EXERCISE GOAL: Copy out every line in which the string "Transfer" occurs.

— Begin —

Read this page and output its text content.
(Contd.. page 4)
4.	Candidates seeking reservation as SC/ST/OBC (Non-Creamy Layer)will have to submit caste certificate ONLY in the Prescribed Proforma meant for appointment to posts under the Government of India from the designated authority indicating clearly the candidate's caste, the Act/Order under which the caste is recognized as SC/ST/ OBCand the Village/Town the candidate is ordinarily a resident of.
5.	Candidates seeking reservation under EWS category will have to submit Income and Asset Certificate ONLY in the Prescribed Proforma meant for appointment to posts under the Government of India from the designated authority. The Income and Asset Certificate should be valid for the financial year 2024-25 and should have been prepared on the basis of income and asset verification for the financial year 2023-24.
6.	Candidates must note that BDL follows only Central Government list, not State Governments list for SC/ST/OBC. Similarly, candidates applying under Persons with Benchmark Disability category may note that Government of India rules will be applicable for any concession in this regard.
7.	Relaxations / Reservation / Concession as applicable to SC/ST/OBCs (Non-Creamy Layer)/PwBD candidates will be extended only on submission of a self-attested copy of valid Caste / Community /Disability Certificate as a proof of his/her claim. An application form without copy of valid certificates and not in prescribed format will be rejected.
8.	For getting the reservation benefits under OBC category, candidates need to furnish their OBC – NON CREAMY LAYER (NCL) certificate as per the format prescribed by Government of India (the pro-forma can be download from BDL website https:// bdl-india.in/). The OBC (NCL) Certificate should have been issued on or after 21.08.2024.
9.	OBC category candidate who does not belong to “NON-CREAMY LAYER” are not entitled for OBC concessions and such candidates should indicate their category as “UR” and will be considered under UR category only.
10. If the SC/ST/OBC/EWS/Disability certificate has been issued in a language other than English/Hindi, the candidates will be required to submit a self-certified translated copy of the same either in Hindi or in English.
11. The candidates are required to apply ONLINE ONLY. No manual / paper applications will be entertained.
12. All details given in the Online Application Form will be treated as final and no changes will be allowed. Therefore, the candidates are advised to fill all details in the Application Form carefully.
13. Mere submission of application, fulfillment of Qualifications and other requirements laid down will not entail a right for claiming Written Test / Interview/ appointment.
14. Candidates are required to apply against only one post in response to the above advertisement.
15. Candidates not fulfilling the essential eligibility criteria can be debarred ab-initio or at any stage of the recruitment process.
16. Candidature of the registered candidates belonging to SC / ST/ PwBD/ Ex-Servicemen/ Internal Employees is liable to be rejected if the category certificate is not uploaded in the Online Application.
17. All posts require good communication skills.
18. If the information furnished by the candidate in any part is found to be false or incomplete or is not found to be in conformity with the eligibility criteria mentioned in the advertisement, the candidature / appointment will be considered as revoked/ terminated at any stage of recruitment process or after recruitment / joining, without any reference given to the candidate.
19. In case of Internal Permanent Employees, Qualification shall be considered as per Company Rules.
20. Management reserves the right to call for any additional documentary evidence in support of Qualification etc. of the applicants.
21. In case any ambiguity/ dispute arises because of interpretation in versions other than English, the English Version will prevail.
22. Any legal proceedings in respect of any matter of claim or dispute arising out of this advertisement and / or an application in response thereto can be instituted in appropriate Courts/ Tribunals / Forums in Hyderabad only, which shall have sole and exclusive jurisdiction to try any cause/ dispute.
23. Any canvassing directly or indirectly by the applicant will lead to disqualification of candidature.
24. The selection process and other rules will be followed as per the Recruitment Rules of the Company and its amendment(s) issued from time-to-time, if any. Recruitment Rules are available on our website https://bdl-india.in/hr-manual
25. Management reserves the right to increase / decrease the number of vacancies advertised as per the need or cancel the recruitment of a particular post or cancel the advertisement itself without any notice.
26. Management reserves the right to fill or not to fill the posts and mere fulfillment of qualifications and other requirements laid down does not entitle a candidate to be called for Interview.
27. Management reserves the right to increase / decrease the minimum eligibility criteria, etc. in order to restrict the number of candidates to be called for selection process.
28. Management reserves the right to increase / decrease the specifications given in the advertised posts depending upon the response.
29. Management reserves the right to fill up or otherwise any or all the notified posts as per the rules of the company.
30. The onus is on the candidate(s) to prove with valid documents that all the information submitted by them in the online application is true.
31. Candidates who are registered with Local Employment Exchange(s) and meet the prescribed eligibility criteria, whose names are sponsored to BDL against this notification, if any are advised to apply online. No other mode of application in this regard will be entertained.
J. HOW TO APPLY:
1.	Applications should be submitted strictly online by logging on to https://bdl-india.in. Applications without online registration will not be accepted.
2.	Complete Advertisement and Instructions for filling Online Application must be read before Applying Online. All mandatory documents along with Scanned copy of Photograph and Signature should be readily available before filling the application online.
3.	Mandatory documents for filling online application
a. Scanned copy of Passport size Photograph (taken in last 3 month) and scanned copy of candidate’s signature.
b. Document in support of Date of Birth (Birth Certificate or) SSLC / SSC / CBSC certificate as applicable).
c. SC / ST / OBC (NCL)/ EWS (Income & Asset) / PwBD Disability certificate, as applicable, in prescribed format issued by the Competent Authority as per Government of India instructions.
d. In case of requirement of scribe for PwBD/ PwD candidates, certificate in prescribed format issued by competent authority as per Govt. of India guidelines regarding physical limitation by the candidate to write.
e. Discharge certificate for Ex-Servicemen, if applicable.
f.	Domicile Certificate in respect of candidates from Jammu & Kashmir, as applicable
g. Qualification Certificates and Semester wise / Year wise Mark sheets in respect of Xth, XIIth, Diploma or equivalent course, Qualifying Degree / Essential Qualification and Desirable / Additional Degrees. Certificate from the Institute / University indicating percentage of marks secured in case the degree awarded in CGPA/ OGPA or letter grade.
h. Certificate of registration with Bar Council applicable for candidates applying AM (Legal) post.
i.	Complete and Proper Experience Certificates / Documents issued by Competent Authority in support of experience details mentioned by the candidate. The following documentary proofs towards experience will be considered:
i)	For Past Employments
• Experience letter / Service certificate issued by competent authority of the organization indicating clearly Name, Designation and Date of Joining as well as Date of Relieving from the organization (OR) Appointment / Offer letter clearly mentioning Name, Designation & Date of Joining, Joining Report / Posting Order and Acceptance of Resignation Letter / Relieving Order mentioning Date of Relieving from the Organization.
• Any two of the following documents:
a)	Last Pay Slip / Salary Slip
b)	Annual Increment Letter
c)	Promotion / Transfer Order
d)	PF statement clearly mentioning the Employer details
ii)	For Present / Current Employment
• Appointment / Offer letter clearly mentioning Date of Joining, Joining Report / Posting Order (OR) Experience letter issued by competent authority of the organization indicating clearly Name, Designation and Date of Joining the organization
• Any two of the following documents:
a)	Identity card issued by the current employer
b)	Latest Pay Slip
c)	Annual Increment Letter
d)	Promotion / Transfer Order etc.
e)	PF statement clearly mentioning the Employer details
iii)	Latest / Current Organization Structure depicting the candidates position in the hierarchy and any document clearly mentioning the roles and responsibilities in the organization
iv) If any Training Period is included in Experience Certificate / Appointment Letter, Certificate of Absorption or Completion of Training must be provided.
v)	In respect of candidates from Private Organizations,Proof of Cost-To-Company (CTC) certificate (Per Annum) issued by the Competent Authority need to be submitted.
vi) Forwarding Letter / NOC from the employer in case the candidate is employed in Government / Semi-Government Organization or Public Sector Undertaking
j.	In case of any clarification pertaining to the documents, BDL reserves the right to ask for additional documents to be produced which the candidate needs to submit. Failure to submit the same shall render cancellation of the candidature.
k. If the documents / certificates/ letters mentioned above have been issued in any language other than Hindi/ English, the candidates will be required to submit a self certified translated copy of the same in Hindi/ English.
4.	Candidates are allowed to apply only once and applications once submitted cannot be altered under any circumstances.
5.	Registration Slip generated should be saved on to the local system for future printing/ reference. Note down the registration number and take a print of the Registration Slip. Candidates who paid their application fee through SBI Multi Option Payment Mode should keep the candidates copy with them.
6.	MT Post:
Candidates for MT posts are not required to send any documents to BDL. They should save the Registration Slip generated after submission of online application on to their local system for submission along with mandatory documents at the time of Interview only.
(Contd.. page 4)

— End —

ANSWER FOR THE TASK:
c)	Promotion / Transfer Order
d)	Promotion / Transfer Order etc.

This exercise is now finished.